▶ Task goal:
Find the word "responda" in the data. Return every line where it appears.

◇ ◇ ◇ ◇ ◇ ◇ ◇

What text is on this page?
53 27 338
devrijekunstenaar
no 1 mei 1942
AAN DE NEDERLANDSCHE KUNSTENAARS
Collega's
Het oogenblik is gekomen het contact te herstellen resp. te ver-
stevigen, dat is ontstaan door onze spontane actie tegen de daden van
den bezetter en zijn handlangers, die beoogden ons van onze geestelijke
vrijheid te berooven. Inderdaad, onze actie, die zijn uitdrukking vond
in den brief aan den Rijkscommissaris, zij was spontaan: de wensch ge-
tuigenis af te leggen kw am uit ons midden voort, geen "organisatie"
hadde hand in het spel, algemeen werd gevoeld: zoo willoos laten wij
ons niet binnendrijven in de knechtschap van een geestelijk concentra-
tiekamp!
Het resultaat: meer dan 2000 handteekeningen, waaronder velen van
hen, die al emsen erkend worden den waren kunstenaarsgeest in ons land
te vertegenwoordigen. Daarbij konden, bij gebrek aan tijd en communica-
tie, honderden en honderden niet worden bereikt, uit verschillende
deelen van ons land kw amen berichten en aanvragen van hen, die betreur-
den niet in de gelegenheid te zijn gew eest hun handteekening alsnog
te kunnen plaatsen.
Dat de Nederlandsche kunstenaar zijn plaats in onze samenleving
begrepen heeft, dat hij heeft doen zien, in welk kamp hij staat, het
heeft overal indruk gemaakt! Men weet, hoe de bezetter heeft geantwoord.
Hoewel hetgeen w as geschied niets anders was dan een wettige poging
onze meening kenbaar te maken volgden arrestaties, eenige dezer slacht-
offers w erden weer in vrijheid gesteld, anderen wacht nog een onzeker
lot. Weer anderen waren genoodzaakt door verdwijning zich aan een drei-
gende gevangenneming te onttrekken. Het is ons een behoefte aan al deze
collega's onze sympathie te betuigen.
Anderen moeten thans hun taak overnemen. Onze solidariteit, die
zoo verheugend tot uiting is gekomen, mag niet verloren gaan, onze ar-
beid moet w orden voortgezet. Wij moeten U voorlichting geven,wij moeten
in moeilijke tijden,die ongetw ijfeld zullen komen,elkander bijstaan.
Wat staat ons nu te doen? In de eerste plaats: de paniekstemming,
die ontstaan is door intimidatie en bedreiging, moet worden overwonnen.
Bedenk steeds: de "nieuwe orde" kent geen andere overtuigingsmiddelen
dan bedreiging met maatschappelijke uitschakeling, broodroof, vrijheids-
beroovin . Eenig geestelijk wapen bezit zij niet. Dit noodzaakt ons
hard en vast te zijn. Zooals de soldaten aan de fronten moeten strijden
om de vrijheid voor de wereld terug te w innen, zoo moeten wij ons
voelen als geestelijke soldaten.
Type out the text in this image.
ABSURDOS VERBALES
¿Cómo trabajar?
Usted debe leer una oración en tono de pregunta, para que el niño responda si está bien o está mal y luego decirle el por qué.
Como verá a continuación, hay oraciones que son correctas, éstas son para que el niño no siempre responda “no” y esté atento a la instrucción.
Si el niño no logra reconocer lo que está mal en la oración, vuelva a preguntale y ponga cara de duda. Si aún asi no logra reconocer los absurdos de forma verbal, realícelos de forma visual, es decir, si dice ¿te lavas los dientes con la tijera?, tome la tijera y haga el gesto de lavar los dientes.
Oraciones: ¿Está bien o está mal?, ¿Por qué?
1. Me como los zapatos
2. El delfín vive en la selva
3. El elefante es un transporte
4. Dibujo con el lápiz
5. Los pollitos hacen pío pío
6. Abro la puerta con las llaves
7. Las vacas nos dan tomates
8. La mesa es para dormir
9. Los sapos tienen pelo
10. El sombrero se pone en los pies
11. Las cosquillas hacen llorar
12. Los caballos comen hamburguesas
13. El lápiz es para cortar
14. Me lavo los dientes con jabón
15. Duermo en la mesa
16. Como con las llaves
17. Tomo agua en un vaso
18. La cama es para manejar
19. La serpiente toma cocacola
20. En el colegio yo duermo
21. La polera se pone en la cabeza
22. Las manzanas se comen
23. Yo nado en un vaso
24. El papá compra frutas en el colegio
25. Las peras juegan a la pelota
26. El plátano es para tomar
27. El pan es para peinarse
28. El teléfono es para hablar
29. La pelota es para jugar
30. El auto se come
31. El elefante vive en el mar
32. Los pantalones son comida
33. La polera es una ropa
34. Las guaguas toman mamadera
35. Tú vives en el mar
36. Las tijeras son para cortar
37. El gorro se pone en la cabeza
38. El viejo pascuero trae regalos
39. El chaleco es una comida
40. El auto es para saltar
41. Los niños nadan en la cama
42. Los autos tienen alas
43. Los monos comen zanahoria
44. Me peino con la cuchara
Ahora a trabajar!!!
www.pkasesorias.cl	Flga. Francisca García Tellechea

◇ ◇ ◇ ◇ ◇ ◇ ◇

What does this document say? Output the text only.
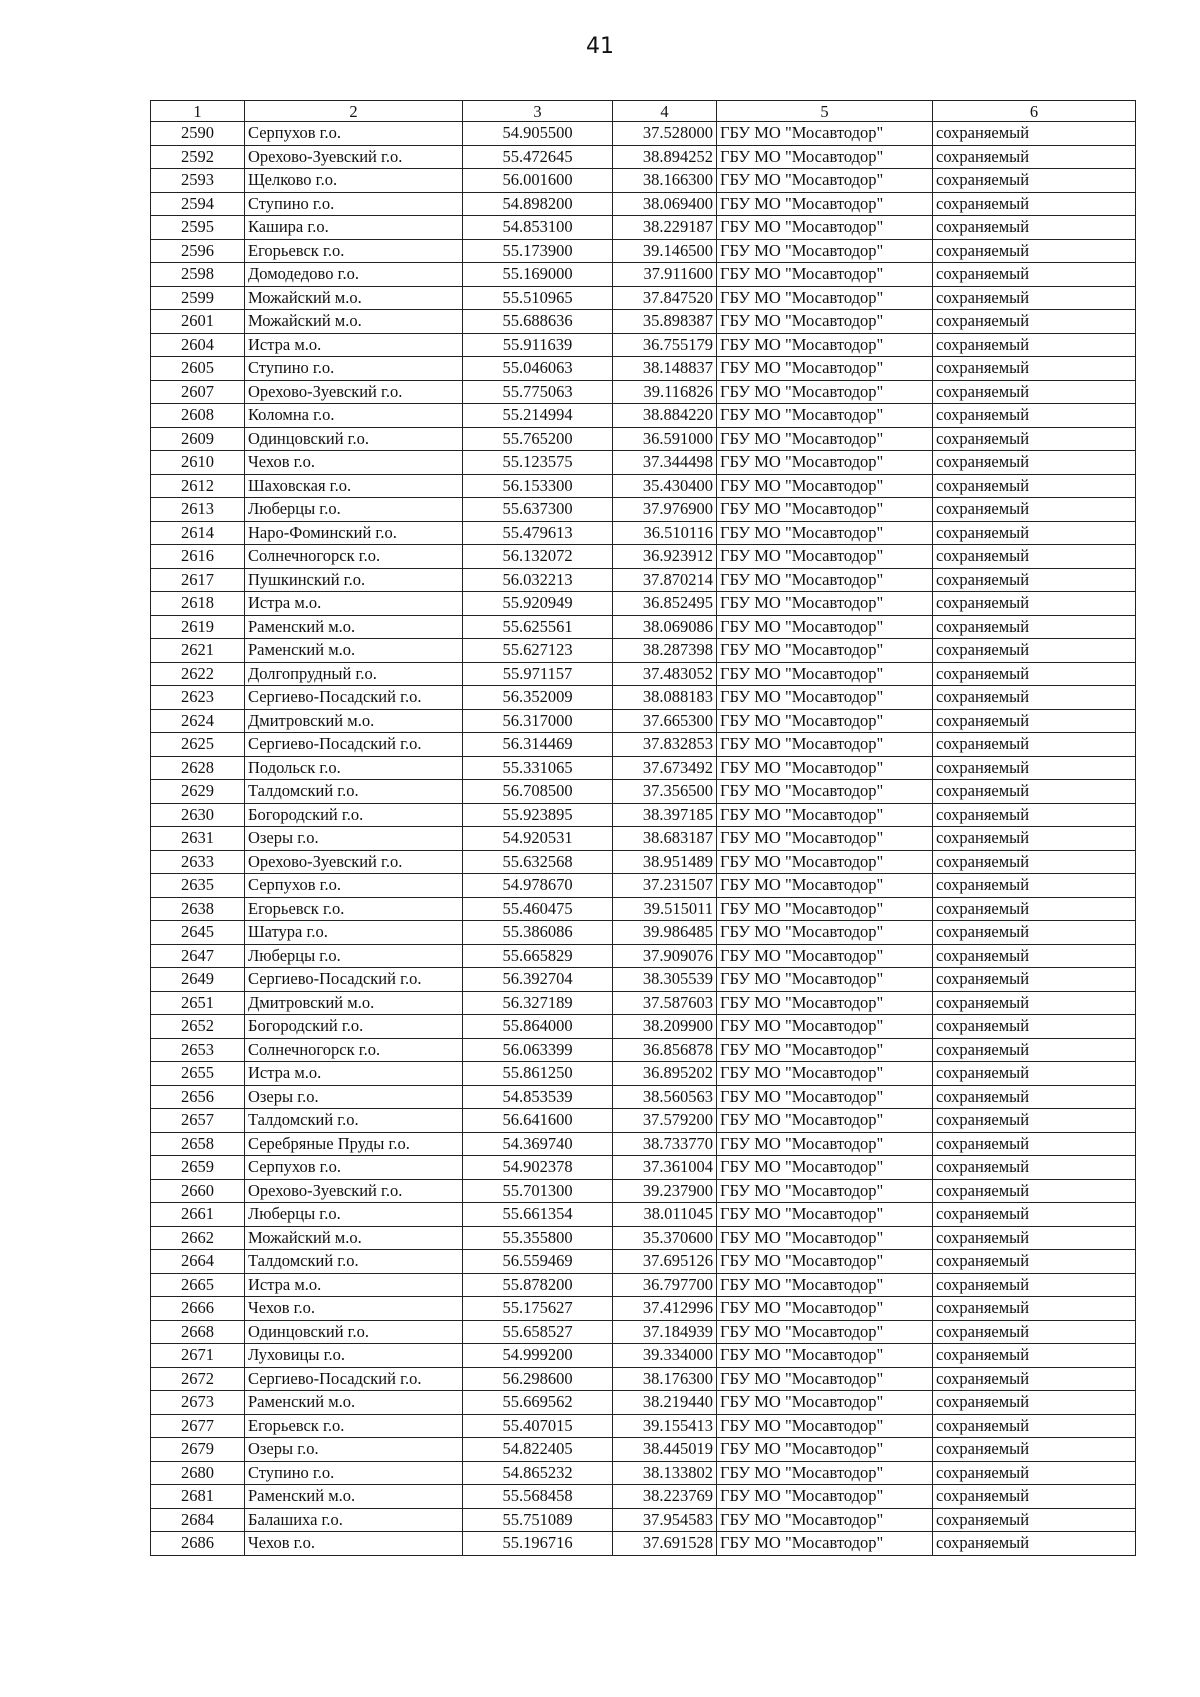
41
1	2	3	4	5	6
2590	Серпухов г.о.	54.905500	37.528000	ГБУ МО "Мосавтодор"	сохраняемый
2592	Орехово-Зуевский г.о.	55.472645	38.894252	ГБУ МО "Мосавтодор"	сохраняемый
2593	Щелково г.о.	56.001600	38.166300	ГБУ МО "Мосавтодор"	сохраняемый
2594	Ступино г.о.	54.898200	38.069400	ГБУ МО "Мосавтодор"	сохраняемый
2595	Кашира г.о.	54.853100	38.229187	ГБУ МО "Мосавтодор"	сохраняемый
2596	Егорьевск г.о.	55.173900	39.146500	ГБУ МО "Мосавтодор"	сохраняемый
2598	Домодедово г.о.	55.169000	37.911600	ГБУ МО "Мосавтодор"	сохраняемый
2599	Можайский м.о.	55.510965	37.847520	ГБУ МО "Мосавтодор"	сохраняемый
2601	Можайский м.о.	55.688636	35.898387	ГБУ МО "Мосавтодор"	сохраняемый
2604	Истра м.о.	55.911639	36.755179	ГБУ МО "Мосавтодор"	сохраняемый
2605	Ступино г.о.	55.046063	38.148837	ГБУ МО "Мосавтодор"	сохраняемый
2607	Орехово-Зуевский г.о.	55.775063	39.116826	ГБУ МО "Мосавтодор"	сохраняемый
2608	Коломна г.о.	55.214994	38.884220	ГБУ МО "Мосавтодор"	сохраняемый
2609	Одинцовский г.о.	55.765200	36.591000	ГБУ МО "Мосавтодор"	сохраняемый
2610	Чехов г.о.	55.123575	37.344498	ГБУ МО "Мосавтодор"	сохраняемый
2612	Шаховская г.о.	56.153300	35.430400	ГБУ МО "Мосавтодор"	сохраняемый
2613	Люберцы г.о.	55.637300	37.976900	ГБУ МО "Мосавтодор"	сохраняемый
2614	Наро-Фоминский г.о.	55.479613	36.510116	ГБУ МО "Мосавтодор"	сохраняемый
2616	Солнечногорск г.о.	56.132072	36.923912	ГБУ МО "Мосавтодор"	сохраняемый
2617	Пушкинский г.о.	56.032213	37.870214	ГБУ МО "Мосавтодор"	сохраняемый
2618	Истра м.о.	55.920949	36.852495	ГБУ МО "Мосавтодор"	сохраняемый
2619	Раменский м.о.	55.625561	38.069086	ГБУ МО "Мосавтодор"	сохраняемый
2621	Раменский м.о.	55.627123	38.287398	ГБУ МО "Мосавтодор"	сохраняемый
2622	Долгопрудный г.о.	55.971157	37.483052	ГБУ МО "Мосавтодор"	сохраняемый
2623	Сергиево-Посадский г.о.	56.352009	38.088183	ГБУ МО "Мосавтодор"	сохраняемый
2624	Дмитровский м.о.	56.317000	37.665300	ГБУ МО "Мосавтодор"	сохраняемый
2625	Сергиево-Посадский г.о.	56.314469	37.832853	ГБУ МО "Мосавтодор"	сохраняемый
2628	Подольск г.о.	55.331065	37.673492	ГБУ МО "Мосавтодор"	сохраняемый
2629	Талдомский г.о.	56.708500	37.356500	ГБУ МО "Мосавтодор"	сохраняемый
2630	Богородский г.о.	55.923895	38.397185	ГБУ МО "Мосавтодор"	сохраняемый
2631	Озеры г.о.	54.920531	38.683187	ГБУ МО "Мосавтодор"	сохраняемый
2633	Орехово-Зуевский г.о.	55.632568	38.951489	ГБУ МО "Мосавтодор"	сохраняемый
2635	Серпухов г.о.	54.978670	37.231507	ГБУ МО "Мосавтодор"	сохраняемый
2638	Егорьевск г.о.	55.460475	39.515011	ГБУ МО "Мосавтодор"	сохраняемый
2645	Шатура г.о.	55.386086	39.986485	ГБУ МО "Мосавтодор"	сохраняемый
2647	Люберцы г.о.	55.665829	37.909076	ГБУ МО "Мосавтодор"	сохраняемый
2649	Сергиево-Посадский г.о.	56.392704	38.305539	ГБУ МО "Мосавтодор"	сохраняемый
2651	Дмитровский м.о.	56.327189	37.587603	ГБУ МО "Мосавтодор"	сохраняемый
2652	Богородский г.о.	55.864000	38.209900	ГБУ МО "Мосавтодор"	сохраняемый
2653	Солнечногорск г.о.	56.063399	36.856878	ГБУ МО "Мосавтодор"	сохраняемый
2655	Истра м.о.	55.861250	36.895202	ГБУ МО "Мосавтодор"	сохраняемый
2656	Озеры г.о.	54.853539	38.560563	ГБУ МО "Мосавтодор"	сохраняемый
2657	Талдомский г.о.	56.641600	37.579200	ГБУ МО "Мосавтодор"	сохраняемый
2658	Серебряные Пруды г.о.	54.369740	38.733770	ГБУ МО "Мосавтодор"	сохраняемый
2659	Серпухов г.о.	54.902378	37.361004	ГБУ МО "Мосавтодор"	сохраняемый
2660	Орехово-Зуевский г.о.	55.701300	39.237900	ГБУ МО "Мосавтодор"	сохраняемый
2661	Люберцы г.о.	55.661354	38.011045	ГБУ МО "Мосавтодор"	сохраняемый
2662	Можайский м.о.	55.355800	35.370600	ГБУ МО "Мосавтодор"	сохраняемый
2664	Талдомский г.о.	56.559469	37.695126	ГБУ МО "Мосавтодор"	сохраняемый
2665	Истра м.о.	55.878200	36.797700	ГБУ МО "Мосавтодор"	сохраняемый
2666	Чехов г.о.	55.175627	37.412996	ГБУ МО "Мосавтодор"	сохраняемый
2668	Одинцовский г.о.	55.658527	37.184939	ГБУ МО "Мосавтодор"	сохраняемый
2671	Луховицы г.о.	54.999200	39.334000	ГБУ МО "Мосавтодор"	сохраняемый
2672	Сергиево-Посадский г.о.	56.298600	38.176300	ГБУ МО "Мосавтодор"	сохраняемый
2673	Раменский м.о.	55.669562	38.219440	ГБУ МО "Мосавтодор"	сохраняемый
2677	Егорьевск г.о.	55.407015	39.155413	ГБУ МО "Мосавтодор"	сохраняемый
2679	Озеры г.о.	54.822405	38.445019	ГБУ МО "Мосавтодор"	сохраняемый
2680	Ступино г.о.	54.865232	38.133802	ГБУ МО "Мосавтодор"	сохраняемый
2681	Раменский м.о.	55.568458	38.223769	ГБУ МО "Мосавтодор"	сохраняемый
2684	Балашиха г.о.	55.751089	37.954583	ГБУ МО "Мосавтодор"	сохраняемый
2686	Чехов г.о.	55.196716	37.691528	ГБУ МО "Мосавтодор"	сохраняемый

◇ ◇ ◇ ◇ ◇ ◇ ◇

▶ Task answer:
Usted debe leer una oración en tono de pregunta, para que el niño responda si está bien o está mal y luego decirle el por qué.
Como verá a continuación, hay oraciones que son correctas, éstas son para que el niño no siempre responda “no” y esté atento a la instrucción.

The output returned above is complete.